> [SHORT EXERCISE]
Make an exact copy of the data below, leaving out every picture.

--- start of INFORMATION PROVIDED ---

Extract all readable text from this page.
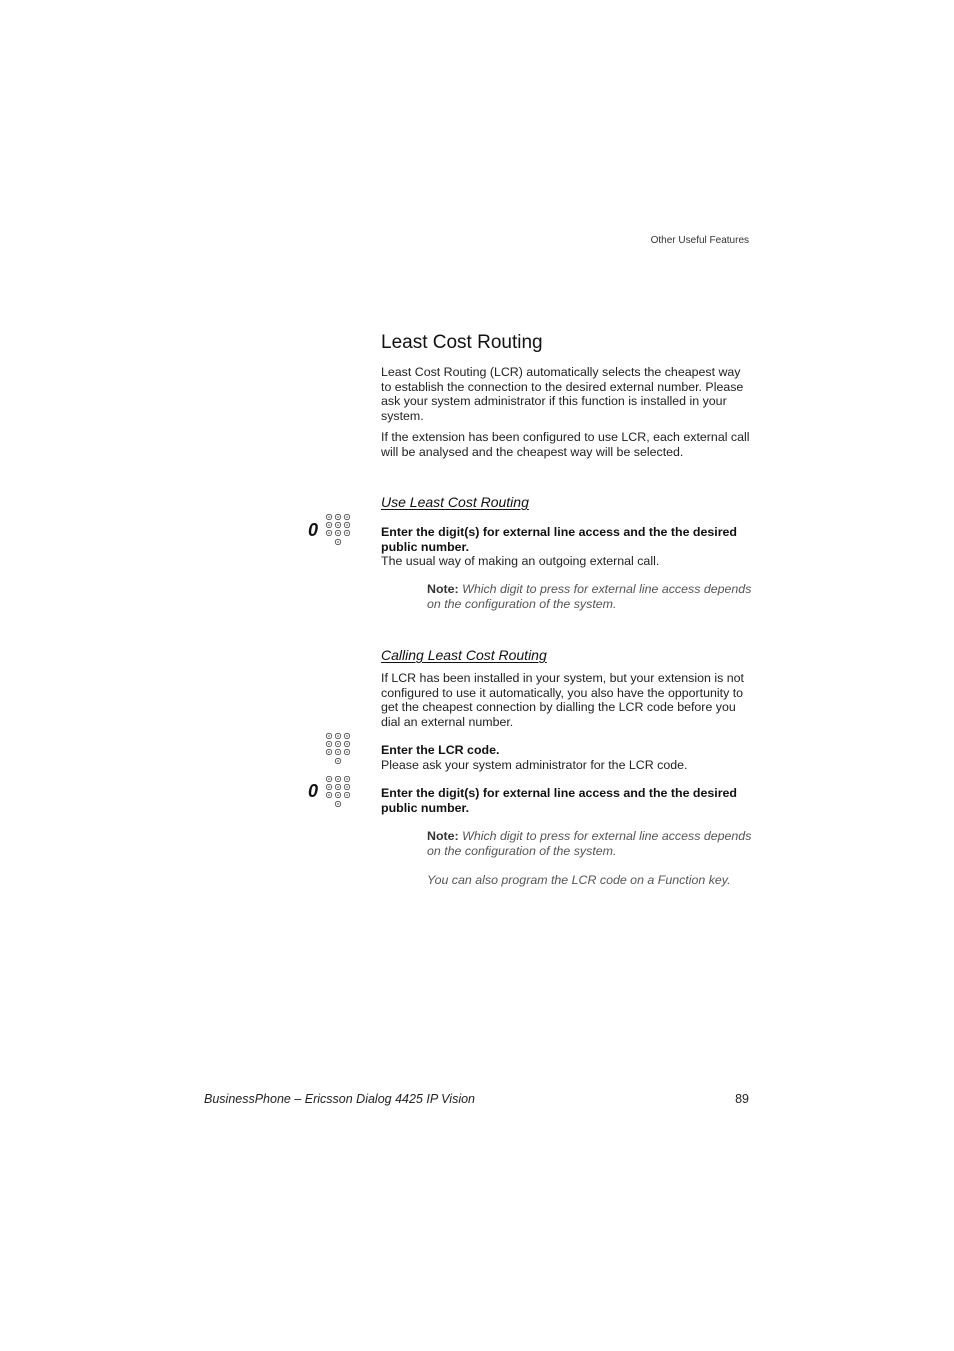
Other Useful Features
Least Cost Routing
Least Cost Routing (LCR) automatically selects the cheapest way to establish the connection to the desired external number. Please ask your system administrator if this function is installed in your system.
If the extension has been configured to use LCR, each external call will be analysed and the cheapest way will be selected.
Use Least Cost Routing
0	Enter the digit(s) for external line access and the the desired public number.
The usual way of making an outgoing external call.
Note: Which digit to press for external line access depends on the configuration of the system.
Calling Least Cost Routing
If LCR has been installed in your system, but your extension is not configured to use it automatically, you also have the opportunity to get the cheapest connection by dialling the LCR code before you dial an external number.
Enter the LCR code.
Please ask your system administrator for the LCR code.
0	Enter the digit(s) for external line access and the the desired public number.
Note: Which digit to press for external line access depends on the configuration of the system.
You can also program the LCR code on a Function key.
BusinessPhone – Ericsson Dialog 4425 IP Vision	89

--- end of INFORMATION PROVIDED ---

> [CORRECT ANSWER]
Extract all readable text from this page.
Other Useful Features
Least Cost Routing
Least Cost Routing (LCR) automatically selects the cheapest way to establish the connection to the desired external number. Please ask your system administrator if this function is installed in your system.
If the extension has been configured to use LCR, each external call will be analysed and the cheapest way will be selected.
Use Least Cost Routing
0	Enter the digit(s) for external line access and the the desired public number.
The usual way of making an outgoing external call.
Note: Which digit to press for external line access depends on the configuration of the system.
Calling Least Cost Routing
If LCR has been installed in your system, but your extension is not configured to use it automatically, you also have the opportunity to get the cheapest connection by dialling the LCR code before you dial an external number.
Enter the LCR code.
Please ask your system administrator for the LCR code.
0	Enter the digit(s) for external line access and the the desired public number.
Note: Which digit to press for external line access depends on the configuration of the system.
You can also program the LCR code on a Function key.
BusinessPhone – Ericsson Dialog 4425 IP Vision	89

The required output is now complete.